▸ **Latihan Singkat**
Tolong ubah paragraf berita di bawah yang diawali "Surat tersebut berisi" menjadi daftar poin singkat yang memuat fakta utamanya.

Berita

Rikwanto

X-Files

Polisi Cari Tersangka Baru Kasus Pemerasan Bos Indosat

Selain Geber Berkas Tersangka Denny AK
JUMAT, 27 APRIL 2012 | 09:38 WIB

RMOL. Kasus mafia pulsa berbuntut panjang. Polda Metro Jaya tengah mengentaskan kasus dugaan pemerasan terhadap Direktur Utama Indosat Harry Sasongko Tirtotjondro oleh Ketua LSM Komunitas Telekomunikasi Indonesia (KTI), Denny AK.

Keterangan seputar hal ini disampaikan Kepala Bidang Hu­mas Polda Metro Jaya Kom­bes Rikwanto. Menurut dia, pe­nyi­dik berusaha mempercepat pem­berkasan kasus ini agar bisa se­gera dilimpahkan ke kejaksaan. Menurutnya, selain intensif me­meriksa tersangka, penyidik juga sudah melengkapi berkas perkara dengan keterangan saksi-saksi.

Saksi dalam kasus ini sekaligus merupakan korban pemerasan tersangka Denny sebesar dua ribu dolar Amerika Serikat. “Saksi-sak­si dan keterangan tersangka tengah diberkas,” katanya. Di­urai­kannya, saat penangkapan Denny, polisi menemukan uang dalam bentuk dolar Amerika.

Uang dalam amplop coklat ter­sebut disita langsung dari tangan Denny. Disinggung soal modus pe­merasan Denny, dia me­nya­ta­kan, sebelumnya tersangka sem­pat menyurati Dirut Indosat.

Surat tersebut berisi sejumlah permasalahan yang berkaitan dengan operasional provider In­do­sat. Di surat tersebut, Denny meminta Dirut Indosat me­ne­muinya. Tak tanggung-tanggung, jadwal pertemuan ditentukan tersangka dalam kurun waktu 3x24 jam. “Bila tidak mau me­nemuinya, tersangka mengancam akan mem­publikasikan kebob­ro­kan operasional provider ter­se­but,” kata Rikwanto.

Tapi, pihak Indosat tidak meng­gubris ancaman Denny. Be­laka­ngan, Denny  mengirim SMS dan telepon agar Indosat segera me­nanggapinya. Karena didesak ter­us, lanjut Rikwanto, akhirnya pi­hak Indosat menemui Denny.

Lalu, bebernya, pertemuan Den­ny dengan kuasa hukum Indosat dilaksanakan Jumat (20/4) siang. Pertemuan dilakukan di sebuah restoran di Plaza Indo­nesia, Jakarta.

▸ **Data yang Diberikan**
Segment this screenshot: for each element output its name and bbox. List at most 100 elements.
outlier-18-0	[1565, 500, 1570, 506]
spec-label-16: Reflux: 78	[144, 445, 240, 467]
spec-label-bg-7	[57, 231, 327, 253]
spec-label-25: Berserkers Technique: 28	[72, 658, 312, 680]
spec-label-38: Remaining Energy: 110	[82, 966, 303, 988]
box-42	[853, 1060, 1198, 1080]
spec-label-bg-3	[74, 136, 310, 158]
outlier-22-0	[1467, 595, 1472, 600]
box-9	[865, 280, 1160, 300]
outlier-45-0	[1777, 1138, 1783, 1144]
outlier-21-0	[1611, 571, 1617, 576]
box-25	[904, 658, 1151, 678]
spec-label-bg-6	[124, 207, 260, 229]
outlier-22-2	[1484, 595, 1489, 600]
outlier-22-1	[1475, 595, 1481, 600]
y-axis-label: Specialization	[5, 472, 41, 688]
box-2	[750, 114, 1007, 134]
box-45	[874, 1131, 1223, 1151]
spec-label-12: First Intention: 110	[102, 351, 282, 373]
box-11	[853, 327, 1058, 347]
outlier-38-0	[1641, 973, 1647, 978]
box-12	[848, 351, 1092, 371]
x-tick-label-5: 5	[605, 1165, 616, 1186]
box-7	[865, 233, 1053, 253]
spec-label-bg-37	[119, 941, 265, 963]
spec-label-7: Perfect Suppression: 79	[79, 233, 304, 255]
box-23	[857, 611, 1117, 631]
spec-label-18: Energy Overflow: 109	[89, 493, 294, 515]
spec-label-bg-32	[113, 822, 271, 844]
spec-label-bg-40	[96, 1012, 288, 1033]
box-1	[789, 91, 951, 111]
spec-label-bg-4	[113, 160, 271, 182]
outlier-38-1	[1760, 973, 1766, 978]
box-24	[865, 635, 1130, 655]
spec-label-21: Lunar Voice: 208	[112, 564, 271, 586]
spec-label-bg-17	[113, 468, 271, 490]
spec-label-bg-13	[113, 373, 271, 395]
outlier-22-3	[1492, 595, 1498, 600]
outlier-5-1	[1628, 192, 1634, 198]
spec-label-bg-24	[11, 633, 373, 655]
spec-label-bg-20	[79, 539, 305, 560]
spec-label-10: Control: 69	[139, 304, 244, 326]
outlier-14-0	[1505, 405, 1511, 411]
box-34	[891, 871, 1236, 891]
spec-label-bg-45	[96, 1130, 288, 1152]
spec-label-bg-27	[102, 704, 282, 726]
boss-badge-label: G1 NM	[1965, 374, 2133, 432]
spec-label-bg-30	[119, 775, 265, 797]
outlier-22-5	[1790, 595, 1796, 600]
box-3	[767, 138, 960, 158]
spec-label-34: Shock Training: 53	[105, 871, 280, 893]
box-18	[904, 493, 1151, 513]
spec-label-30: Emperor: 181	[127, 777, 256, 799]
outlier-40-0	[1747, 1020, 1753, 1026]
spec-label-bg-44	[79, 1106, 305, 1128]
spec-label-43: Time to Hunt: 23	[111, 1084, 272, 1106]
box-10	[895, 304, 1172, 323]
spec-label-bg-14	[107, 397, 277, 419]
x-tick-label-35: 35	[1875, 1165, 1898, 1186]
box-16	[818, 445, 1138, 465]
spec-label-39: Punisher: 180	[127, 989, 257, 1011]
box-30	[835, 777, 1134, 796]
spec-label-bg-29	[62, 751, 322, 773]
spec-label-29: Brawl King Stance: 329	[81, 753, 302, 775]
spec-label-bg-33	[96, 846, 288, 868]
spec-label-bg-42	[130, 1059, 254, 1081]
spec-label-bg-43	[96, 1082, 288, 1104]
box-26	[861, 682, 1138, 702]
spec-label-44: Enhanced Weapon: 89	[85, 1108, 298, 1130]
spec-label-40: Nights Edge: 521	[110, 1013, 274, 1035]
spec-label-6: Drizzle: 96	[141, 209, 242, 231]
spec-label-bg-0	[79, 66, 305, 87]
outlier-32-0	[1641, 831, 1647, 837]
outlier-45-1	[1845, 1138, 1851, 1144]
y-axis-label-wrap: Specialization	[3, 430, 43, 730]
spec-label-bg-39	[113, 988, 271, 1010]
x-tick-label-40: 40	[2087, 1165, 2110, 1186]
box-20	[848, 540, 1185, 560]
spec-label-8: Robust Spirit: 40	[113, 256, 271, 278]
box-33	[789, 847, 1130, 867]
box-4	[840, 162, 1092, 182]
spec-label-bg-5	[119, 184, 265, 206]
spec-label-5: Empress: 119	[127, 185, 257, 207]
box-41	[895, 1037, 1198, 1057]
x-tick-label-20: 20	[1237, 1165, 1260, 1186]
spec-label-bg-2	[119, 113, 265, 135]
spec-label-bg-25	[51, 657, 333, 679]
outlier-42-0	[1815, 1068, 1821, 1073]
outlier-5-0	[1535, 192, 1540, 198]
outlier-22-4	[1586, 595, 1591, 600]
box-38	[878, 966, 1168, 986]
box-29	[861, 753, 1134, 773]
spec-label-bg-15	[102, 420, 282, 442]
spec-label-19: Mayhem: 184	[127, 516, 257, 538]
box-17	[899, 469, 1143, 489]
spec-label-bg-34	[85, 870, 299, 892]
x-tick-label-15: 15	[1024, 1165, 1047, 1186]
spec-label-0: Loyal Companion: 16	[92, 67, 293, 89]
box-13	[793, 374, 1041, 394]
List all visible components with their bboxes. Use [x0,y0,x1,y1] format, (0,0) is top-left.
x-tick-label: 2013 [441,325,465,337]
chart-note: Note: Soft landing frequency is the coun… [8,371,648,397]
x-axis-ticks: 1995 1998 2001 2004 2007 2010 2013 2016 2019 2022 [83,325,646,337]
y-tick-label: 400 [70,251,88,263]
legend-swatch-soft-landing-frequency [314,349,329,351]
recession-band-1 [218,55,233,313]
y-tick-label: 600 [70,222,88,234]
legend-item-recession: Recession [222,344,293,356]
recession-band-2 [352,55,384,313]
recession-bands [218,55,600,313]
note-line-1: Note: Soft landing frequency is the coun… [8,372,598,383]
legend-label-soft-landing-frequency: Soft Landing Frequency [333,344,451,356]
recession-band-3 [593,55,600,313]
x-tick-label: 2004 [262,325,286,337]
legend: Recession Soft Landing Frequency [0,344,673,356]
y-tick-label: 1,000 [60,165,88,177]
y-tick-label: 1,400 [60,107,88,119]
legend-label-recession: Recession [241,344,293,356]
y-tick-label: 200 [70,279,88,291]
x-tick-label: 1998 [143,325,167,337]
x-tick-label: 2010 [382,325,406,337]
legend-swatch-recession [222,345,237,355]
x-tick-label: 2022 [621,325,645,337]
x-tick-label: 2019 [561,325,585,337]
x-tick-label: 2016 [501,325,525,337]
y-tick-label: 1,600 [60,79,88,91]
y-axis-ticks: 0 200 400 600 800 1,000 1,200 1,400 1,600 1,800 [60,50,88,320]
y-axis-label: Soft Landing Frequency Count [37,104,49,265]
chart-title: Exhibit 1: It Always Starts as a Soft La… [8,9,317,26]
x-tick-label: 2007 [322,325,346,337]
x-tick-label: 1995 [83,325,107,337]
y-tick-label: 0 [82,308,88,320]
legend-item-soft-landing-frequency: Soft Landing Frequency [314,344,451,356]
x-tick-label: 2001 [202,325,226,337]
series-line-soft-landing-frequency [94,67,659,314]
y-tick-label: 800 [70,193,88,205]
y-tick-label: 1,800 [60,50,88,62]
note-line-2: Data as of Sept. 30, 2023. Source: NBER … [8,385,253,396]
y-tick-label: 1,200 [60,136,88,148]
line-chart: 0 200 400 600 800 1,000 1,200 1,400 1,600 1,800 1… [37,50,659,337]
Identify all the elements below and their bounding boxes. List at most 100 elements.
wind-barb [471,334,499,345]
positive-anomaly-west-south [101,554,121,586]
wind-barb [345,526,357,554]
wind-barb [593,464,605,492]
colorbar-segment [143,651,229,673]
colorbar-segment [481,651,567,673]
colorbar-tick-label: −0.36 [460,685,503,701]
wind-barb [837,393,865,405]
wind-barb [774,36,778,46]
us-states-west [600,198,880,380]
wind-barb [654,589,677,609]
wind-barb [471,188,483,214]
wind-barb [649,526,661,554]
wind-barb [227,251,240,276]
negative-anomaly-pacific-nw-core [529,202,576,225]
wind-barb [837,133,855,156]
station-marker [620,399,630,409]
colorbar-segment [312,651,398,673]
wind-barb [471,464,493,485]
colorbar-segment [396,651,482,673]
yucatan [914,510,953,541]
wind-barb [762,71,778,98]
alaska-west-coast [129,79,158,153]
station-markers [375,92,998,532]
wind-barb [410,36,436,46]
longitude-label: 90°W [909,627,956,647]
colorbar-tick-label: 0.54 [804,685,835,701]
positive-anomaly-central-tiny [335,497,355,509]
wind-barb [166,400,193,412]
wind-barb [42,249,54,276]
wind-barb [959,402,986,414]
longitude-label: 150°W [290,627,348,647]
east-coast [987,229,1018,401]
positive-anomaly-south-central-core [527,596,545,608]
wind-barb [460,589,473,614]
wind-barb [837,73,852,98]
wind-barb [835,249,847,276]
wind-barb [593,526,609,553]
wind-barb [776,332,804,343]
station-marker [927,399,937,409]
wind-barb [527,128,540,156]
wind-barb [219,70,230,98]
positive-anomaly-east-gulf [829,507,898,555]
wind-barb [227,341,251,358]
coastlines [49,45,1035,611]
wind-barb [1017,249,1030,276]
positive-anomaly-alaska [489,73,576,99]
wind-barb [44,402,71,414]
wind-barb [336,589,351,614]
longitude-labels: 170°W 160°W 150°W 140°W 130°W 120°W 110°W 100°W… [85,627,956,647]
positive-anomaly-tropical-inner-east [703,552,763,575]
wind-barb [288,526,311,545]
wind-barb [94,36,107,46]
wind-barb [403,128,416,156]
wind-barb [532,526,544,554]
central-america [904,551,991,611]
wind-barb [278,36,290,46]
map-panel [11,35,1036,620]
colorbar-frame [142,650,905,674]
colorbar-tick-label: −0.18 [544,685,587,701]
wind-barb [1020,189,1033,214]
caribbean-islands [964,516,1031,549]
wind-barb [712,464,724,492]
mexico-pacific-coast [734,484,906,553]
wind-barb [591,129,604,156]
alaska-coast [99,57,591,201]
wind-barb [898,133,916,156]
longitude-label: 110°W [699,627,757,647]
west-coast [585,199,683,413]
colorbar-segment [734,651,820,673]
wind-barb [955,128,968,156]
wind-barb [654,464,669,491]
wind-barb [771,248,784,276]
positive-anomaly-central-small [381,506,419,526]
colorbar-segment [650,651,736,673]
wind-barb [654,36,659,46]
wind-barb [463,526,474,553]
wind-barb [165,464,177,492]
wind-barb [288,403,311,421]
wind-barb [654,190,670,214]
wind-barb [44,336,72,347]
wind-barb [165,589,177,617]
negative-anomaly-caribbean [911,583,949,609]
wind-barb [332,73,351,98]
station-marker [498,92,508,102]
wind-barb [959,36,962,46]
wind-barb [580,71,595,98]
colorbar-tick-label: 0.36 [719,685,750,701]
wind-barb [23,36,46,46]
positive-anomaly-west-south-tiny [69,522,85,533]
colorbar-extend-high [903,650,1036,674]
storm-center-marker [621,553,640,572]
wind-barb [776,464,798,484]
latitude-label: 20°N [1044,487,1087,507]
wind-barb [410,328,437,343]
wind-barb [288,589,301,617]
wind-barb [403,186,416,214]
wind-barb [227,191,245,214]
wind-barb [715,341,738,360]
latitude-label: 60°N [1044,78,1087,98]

▸ **Jawaban Benar**
- Surat itu berisi sejumlah permasalahan terkait operasional provider Indosat.
- Denny meminta Dirut Indosat menemuinya dalam waktu 3x24 jam.
- Menurut Rikwanto, tersangka mengancam akan mempublikasikan kebobrokan operasional provider tersebut bila tidak ditemui.